Given problem –
Gather all lines with the word "fixe" in them.

Source records –
━━━━━━━━━━━━━━━━

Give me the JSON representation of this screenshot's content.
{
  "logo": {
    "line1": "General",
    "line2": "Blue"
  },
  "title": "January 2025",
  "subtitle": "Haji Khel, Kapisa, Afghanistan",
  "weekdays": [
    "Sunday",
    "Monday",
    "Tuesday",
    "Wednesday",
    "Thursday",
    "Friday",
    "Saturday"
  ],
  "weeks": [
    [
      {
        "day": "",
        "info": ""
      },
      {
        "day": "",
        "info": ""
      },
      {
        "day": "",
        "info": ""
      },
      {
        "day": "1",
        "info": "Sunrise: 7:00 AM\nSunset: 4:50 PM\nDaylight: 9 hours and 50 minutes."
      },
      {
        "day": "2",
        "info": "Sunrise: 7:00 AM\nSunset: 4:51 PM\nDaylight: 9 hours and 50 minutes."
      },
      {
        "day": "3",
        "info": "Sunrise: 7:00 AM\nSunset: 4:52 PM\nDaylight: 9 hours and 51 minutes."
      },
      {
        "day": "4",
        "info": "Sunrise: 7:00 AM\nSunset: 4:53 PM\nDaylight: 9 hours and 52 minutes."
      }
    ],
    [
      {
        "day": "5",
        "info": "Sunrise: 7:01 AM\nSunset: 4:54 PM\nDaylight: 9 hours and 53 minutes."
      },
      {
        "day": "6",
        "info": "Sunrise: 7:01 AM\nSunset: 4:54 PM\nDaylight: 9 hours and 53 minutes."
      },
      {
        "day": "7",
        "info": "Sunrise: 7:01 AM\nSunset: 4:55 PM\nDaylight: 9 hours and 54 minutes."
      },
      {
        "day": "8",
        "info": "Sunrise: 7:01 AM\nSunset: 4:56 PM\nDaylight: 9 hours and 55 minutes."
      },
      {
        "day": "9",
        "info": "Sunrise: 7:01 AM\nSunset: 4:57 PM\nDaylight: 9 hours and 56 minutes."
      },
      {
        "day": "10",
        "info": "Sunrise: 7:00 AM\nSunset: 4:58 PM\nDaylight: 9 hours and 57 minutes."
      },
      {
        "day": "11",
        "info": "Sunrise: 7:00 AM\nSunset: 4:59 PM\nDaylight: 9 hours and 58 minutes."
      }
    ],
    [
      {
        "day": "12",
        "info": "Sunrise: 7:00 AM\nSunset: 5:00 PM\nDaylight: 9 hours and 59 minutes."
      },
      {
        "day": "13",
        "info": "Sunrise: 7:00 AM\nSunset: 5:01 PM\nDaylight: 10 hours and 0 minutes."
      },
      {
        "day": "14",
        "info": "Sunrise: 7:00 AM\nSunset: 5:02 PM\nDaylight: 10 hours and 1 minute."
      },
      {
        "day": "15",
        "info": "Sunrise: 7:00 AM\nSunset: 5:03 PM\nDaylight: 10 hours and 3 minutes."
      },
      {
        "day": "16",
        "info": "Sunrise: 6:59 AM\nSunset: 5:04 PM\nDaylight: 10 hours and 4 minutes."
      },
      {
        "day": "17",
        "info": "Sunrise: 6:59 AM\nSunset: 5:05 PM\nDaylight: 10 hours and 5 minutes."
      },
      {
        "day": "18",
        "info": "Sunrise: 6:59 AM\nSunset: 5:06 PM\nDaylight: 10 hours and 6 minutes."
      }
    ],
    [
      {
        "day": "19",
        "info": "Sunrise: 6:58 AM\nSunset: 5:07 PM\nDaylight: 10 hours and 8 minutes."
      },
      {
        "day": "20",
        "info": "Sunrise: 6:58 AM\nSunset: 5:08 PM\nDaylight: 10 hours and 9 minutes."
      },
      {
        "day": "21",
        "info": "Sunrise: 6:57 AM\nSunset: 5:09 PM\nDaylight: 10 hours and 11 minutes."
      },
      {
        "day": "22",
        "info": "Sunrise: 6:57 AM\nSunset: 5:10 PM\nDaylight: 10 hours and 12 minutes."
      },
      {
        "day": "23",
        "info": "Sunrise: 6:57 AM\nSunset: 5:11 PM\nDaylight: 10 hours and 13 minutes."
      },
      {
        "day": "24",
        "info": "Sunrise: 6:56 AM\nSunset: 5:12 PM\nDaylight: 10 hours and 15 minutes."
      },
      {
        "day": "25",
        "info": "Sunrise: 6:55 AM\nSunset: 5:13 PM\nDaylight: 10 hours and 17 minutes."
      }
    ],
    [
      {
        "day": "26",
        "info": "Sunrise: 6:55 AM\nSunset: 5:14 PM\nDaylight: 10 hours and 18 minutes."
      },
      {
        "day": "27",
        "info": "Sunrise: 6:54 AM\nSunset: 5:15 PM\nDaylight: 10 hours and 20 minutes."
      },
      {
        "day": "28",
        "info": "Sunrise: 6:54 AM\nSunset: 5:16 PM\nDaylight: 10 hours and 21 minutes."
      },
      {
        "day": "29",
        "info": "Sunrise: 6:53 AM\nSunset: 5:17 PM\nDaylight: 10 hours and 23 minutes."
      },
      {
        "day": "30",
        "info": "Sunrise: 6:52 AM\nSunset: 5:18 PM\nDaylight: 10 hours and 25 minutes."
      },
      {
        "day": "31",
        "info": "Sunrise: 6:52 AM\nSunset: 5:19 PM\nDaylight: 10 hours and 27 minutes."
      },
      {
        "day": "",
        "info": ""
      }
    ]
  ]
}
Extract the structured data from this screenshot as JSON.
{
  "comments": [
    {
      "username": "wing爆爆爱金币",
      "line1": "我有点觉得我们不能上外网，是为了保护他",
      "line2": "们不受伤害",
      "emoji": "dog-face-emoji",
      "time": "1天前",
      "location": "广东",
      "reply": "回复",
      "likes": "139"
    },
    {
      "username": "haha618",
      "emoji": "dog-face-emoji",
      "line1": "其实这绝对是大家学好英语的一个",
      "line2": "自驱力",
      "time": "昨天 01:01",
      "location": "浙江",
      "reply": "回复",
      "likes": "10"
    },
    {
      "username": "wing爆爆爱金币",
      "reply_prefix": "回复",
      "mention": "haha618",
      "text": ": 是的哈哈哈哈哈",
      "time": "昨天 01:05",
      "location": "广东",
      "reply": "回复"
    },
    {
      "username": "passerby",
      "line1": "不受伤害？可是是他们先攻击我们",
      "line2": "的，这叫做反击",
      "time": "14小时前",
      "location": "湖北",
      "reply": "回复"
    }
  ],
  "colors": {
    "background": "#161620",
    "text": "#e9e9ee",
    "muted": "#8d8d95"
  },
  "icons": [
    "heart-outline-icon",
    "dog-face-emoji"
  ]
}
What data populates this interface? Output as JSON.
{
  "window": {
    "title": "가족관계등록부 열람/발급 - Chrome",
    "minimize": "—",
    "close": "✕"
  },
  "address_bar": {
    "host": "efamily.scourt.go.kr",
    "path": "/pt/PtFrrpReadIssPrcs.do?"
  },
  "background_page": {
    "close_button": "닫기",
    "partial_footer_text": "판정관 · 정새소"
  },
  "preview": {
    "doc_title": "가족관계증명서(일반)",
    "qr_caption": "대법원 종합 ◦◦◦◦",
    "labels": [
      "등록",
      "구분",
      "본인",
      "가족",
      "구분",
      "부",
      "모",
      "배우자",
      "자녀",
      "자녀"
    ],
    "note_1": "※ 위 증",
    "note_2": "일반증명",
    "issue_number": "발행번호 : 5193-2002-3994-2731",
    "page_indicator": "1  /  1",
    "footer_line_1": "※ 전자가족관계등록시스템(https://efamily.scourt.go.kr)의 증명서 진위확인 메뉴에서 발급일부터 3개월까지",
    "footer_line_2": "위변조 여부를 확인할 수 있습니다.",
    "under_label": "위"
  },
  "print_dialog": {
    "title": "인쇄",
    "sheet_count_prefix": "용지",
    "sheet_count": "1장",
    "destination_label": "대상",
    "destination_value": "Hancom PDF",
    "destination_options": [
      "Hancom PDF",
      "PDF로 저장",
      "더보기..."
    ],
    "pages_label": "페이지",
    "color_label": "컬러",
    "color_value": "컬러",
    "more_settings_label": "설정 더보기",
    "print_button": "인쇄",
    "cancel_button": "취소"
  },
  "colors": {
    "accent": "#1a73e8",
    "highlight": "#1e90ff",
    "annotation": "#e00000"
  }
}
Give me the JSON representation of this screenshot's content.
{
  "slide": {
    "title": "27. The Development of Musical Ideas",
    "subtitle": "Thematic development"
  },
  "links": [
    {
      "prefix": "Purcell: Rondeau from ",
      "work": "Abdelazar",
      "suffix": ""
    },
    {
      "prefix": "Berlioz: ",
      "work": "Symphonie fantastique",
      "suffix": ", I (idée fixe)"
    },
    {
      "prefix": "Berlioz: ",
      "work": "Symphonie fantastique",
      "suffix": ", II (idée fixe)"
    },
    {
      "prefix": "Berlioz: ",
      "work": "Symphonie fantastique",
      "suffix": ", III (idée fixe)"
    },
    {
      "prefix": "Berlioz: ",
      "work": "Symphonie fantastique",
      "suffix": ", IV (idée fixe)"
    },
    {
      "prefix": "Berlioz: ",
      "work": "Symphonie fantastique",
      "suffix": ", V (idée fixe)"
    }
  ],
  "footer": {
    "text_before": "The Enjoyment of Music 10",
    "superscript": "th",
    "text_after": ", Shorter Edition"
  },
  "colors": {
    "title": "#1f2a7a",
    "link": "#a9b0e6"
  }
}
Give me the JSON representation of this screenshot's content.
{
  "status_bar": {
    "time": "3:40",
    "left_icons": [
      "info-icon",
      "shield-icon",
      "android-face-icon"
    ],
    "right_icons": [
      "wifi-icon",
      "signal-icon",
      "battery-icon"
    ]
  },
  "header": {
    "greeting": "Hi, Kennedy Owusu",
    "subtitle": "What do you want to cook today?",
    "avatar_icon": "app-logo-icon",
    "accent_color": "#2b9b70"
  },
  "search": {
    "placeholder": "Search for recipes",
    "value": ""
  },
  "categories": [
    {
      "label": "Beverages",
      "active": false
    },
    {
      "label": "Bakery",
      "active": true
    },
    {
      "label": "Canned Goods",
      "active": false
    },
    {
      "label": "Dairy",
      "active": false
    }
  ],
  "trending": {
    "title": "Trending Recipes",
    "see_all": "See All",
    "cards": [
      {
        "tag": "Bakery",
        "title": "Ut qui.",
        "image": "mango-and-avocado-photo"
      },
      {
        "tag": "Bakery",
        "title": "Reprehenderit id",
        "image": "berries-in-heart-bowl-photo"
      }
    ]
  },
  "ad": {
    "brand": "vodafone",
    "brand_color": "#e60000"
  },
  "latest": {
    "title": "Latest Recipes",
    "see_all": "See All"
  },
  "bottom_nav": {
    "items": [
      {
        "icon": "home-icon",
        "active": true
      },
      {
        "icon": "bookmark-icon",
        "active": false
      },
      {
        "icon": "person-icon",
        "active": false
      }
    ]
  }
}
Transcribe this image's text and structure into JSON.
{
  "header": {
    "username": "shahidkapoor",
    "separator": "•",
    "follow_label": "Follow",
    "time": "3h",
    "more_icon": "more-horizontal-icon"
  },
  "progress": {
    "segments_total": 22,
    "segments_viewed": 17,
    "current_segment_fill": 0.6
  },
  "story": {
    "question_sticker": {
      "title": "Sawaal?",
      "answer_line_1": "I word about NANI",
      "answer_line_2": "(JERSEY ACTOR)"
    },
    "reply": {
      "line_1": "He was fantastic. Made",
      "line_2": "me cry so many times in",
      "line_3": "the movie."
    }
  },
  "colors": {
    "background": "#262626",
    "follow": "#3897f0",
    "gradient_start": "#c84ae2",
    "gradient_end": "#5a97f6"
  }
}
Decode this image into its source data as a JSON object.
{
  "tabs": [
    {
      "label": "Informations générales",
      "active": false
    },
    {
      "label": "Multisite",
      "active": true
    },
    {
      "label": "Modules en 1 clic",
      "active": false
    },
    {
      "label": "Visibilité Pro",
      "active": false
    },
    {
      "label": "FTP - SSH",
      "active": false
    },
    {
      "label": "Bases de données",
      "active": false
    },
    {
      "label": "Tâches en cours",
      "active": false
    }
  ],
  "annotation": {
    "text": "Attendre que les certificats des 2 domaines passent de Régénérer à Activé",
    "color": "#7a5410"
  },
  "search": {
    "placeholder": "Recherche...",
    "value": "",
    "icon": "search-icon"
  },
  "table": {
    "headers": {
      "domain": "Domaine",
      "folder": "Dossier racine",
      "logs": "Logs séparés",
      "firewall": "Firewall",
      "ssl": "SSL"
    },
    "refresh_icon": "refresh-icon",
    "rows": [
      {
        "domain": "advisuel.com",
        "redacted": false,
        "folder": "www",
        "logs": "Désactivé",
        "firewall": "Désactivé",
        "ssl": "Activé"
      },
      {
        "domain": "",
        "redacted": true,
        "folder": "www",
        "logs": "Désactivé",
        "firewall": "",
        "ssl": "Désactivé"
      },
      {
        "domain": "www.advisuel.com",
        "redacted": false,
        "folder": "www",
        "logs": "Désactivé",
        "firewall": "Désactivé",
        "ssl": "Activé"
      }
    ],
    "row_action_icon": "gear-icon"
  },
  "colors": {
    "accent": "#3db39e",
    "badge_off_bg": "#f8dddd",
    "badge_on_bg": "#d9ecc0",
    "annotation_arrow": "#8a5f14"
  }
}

━━━━━━━━━━━━━━━━

Solution for this problem –
      "suffix": ", I (idée fixe)"
      "suffix": ", II (idée fixe)"
      "suffix": ", III (idée fixe)"
      "suffix": ", IV (idée fixe)"
      "suffix": ", V (idée fixe)"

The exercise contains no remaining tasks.